PROBLEM: Report all lines from the entries below in which "type" appears.

** begin MATERIAL PROVIDED **

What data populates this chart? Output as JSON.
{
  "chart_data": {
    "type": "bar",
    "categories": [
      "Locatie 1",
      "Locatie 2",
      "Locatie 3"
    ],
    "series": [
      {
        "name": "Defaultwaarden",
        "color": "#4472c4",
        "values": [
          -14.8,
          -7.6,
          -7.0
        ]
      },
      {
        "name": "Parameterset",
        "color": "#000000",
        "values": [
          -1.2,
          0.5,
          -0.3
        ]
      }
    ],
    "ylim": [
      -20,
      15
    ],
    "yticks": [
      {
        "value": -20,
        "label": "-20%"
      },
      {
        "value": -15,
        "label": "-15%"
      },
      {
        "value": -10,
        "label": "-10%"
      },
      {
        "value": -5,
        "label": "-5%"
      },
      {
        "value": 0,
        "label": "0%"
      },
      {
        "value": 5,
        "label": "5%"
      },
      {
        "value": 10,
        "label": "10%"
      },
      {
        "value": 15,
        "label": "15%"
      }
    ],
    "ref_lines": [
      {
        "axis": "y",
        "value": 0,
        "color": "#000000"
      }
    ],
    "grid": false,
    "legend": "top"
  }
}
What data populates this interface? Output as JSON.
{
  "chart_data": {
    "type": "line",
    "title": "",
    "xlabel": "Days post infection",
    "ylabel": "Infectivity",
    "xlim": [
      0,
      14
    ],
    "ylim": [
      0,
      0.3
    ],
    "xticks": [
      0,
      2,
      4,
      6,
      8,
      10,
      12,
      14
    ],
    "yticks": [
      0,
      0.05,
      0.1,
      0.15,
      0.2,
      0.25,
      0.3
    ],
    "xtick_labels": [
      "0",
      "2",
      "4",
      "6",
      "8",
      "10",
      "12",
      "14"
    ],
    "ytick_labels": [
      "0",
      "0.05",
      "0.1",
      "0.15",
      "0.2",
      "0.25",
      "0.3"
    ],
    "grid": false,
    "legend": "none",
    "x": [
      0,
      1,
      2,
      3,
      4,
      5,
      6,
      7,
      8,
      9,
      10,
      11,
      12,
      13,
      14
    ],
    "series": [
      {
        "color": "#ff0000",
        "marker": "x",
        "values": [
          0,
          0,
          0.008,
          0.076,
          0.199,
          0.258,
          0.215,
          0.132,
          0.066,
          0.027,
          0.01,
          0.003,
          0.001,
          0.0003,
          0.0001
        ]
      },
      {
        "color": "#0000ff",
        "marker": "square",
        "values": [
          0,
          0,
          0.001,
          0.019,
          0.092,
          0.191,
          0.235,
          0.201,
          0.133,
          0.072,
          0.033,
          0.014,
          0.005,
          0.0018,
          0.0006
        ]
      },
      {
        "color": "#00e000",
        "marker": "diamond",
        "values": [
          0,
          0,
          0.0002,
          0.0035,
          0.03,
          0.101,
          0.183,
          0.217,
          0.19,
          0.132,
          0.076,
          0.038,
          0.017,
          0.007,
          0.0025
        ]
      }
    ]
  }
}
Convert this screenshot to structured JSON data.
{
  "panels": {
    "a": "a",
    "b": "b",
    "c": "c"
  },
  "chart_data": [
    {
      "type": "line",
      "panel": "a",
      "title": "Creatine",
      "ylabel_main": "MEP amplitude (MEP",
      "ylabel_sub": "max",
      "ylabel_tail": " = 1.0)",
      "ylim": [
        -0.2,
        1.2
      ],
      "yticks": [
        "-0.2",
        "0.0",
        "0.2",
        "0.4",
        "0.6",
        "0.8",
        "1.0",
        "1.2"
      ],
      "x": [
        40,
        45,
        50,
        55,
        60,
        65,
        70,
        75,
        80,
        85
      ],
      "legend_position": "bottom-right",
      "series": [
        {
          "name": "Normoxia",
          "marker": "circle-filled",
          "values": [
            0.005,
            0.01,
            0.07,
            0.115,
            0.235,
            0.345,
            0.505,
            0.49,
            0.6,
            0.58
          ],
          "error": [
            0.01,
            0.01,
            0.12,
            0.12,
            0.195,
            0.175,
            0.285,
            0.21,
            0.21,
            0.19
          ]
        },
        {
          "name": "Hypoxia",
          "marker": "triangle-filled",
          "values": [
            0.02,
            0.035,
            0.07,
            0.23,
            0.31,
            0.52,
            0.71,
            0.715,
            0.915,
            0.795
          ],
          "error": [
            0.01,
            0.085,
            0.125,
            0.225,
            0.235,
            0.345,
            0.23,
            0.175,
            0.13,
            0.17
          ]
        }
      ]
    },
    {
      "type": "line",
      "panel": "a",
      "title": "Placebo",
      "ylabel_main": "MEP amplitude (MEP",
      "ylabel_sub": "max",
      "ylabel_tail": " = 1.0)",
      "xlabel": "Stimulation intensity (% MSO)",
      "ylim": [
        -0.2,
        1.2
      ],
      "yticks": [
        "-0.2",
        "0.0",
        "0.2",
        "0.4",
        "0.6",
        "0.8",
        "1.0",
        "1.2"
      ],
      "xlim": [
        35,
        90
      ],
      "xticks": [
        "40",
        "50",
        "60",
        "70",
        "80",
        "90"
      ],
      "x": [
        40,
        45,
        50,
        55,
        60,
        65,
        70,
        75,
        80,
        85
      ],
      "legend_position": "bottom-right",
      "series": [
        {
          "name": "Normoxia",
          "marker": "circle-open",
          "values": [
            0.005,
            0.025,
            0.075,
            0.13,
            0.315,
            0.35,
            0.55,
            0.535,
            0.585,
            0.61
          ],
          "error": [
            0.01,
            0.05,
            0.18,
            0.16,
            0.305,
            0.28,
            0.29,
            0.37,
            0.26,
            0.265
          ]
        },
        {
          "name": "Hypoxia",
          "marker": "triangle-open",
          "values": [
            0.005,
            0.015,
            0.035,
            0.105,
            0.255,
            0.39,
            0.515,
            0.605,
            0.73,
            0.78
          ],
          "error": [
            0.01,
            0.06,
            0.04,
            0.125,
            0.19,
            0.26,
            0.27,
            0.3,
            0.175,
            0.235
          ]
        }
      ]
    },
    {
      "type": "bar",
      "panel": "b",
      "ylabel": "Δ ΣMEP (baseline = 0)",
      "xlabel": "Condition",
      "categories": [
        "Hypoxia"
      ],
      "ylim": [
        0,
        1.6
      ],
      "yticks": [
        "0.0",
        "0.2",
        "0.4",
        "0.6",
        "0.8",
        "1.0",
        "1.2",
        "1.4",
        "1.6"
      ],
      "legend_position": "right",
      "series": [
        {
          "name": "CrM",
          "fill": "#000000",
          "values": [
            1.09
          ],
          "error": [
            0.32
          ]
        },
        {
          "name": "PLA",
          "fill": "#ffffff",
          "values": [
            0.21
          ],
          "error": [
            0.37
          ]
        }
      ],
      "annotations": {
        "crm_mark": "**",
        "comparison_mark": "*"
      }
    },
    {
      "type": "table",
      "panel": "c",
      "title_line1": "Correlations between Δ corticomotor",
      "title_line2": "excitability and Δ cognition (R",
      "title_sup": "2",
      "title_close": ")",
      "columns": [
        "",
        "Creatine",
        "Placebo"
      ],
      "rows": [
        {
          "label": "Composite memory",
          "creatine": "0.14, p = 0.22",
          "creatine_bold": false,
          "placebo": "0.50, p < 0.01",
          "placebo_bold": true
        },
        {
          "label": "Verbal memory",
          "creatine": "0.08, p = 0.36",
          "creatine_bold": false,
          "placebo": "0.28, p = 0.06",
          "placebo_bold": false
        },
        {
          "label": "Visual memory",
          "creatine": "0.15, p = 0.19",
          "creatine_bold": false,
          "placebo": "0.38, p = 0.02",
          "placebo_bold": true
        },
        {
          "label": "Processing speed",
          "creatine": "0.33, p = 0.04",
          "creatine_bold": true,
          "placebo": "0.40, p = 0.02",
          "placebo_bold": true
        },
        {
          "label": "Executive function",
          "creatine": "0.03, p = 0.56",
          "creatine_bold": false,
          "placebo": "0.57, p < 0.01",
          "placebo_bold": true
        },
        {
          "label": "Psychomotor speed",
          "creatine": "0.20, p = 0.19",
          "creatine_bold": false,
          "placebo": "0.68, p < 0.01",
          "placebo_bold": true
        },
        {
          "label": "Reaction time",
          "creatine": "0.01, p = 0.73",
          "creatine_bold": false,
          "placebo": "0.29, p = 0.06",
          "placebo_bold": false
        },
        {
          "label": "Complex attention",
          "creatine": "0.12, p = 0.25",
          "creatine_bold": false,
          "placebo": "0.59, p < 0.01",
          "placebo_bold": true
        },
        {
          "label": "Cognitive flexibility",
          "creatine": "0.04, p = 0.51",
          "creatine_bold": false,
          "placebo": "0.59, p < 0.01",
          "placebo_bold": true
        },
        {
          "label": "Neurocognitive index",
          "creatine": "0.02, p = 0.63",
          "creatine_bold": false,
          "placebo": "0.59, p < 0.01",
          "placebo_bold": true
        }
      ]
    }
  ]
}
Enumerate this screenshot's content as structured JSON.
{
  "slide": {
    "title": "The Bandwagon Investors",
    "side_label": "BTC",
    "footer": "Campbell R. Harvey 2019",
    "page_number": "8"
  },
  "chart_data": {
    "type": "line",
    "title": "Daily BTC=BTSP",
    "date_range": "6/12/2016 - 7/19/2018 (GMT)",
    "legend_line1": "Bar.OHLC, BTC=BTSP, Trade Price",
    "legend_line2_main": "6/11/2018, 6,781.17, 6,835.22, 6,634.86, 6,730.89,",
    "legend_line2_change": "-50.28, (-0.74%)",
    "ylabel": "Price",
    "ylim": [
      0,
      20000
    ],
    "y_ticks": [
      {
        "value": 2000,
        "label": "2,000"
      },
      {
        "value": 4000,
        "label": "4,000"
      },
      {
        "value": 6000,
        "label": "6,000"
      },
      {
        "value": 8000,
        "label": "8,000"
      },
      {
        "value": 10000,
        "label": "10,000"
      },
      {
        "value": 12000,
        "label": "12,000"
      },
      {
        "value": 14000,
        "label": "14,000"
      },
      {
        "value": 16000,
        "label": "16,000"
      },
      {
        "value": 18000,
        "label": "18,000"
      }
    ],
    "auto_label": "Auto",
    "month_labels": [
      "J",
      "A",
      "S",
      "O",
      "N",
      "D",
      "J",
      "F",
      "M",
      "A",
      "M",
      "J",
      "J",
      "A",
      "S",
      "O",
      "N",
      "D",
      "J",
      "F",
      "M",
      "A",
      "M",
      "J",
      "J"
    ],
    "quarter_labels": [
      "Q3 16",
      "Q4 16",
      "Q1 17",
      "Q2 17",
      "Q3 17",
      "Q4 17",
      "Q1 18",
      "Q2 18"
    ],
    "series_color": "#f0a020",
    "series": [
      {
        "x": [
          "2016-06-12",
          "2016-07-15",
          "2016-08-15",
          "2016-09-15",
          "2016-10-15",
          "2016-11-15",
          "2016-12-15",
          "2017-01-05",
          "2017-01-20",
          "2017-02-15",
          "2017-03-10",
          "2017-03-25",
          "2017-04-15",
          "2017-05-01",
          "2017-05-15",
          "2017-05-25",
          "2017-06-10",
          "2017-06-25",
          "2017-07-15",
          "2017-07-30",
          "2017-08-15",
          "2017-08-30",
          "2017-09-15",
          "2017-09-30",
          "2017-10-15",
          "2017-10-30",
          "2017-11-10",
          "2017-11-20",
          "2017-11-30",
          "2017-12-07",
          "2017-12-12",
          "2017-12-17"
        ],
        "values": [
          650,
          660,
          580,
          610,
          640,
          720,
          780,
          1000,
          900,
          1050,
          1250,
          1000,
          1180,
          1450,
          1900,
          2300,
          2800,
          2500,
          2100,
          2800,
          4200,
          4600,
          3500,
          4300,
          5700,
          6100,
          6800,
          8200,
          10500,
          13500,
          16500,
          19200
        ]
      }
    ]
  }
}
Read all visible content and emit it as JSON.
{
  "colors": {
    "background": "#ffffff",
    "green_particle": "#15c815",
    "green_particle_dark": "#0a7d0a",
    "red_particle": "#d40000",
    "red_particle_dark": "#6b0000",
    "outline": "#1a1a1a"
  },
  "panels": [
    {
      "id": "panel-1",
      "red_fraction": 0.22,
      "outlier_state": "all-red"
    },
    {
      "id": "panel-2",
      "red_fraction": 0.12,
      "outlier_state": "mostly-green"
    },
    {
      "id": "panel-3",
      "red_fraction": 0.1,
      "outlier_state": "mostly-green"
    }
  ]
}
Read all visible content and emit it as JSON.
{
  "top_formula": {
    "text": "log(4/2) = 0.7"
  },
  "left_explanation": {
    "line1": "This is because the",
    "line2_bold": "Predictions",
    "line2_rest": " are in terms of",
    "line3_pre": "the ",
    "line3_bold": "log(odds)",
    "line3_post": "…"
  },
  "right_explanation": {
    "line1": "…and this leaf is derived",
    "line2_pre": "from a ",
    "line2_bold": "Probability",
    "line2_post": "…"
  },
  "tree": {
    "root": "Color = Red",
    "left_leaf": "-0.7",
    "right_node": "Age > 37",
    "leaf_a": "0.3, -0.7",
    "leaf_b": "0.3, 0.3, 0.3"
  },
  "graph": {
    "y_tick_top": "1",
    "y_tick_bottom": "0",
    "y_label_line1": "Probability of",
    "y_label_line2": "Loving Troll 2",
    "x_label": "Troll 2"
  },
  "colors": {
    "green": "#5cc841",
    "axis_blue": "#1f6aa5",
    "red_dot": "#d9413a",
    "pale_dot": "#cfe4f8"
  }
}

** end MATERIAL PROVIDED **

SOLUTION FOR THIS TASK:
    "type": "bar",
    "type": "line",
      "type": "line",
      "type": "line",
      "type": "bar",
      "type": "table",
    "type": "line",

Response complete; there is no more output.